=== Stated problem ===
Repeat all entries exactly.

Extracted data entries
........

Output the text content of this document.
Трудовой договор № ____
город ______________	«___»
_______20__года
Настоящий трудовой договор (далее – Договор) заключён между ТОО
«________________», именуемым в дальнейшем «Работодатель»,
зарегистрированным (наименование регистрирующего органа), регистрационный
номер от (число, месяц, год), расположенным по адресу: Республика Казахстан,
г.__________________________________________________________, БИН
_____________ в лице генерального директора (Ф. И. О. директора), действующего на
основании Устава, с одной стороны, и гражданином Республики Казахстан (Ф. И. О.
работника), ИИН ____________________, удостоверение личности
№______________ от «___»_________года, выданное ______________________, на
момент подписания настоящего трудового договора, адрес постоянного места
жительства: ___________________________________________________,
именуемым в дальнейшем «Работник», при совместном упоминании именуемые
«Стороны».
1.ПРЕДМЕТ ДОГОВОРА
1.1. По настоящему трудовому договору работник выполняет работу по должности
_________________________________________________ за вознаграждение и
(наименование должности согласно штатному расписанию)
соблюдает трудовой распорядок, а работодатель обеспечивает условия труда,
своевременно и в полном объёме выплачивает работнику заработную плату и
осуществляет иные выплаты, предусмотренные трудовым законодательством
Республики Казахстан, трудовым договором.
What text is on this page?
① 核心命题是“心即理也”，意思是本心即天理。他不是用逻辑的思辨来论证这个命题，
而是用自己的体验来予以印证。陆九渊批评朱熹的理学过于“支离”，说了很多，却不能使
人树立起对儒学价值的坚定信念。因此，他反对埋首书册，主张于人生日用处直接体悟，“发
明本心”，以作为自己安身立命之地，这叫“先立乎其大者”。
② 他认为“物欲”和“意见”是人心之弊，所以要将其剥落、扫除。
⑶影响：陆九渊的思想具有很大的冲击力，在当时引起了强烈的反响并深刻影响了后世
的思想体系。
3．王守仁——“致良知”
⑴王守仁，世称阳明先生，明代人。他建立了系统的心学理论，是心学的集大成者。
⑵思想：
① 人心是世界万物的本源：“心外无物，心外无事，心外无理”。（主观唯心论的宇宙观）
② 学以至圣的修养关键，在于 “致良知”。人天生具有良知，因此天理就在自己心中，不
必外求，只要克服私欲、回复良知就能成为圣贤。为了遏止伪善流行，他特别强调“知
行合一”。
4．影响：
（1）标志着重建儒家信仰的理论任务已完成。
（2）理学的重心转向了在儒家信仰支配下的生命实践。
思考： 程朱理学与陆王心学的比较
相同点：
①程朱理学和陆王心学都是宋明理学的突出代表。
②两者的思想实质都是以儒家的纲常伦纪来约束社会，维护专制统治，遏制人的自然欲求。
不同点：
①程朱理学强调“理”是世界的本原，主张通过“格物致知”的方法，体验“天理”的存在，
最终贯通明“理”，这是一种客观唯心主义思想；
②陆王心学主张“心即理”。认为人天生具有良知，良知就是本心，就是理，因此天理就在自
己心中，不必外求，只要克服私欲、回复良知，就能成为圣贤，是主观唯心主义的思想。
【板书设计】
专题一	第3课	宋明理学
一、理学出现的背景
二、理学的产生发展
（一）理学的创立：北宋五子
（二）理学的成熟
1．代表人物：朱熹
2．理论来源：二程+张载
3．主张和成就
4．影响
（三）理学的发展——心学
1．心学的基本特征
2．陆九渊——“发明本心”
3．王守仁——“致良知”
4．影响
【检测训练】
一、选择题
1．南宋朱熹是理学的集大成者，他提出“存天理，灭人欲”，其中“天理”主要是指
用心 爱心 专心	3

........

=== Full solution ===
Output the text content of this document.
Трудовой договор № ____
город ______________	«___»
_______20__года
Настоящий трудовой договор (далее – Договор) заключён между ТОО
«________________», именуемым в дальнейшем «Работодатель»,
зарегистрированным (наименование регистрирующего органа), регистрационный
номер от (число, месяц, год), расположенным по адресу: Республика Казахстан,
г.__________________________________________________________, БИН
_____________ в лице генерального директора (Ф. И. О. директора), действующего на
основании Устава, с одной стороны, и гражданином Республики Казахстан (Ф. И. О.
работника), ИИН ____________________, удостоверение личности
№______________ от «___»_________года, выданное ______________________, на
момент подписания настоящего трудового договора, адрес постоянного места
жительства: ___________________________________________________,
именуемым в дальнейшем «Работник», при совместном упоминании именуемые
«Стороны».
1.ПРЕДМЕТ ДОГОВОРА
1.1. По настоящему трудовому договору работник выполняет работу по должности
_________________________________________________ за вознаграждение и
(наименование должности согласно штатному расписанию)
соблюдает трудовой распорядок, а работодатель обеспечивает условия труда,
своевременно и в полном объёме выплачивает работнику заработную плату и
осуществляет иные выплаты, предусмотренные трудовым законодательством
Республики Казахстан, трудовым договором.
What text is on this page?
① 核心命题是“心即理也”，意思是本心即天理。他不是用逻辑的思辨来论证这个命题，
而是用自己的体验来予以印证。陆九渊批评朱熹的理学过于“支离”，说了很多，却不能使
人树立起对儒学价值的坚定信念。因此，他反对埋首书册，主张于人生日用处直接体悟，“发
明本心”，以作为自己安身立命之地，这叫“先立乎其大者”。
② 他认为“物欲”和“意见”是人心之弊，所以要将其剥落、扫除。
⑶影响：陆九渊的思想具有很大的冲击力，在当时引起了强烈的反响并深刻影响了后世
的思想体系。
3．王守仁——“致良知”
⑴王守仁，世称阳明先生，明代人。他建立了系统的心学理论，是心学的集大成者。
⑵思想：
① 人心是世界万物的本源：“心外无物，心外无事，心外无理”。（主观唯心论的宇宙观）
② 学以至圣的修养关键，在于 “致良知”。人天生具有良知，因此天理就在自己心中，不
必外求，只要克服私欲、回复良知就能成为圣贤。为了遏止伪善流行，他特别强调“知
行合一”。
4．影响：
（1）标志着重建儒家信仰的理论任务已完成。
（2）理学的重心转向了在儒家信仰支配下的生命实践。
思考： 程朱理学与陆王心学的比较
相同点：
①程朱理学和陆王心学都是宋明理学的突出代表。
②两者的思想实质都是以儒家的纲常伦纪来约束社会，维护专制统治，遏制人的自然欲求。
不同点：
①程朱理学强调“理”是世界的本原，主张通过“格物致知”的方法，体验“天理”的存在，
最终贯通明“理”，这是一种客观唯心主义思想；
②陆王心学主张“心即理”。认为人天生具有良知，良知就是本心，就是理，因此天理就在自
己心中，不必外求，只要克服私欲、回复良知，就能成为圣贤，是主观唯心主义的思想。
【板书设计】
专题一	第3课	宋明理学
一、理学出现的背景
二、理学的产生发展
（一）理学的创立：北宋五子
（二）理学的成熟
1．代表人物：朱熹
2．理论来源：二程+张载
3．主张和成就
4．影响
（三）理学的发展——心学
1．心学的基本特征
2．陆九渊——“发明本心”
3．王守仁——“致良知”
4．影响
【检测训练】
一、选择题
1．南宋朱熹是理学的集大成者，他提出“存天理，灭人欲”，其中“天理”主要是指
用心 爱心 专心	3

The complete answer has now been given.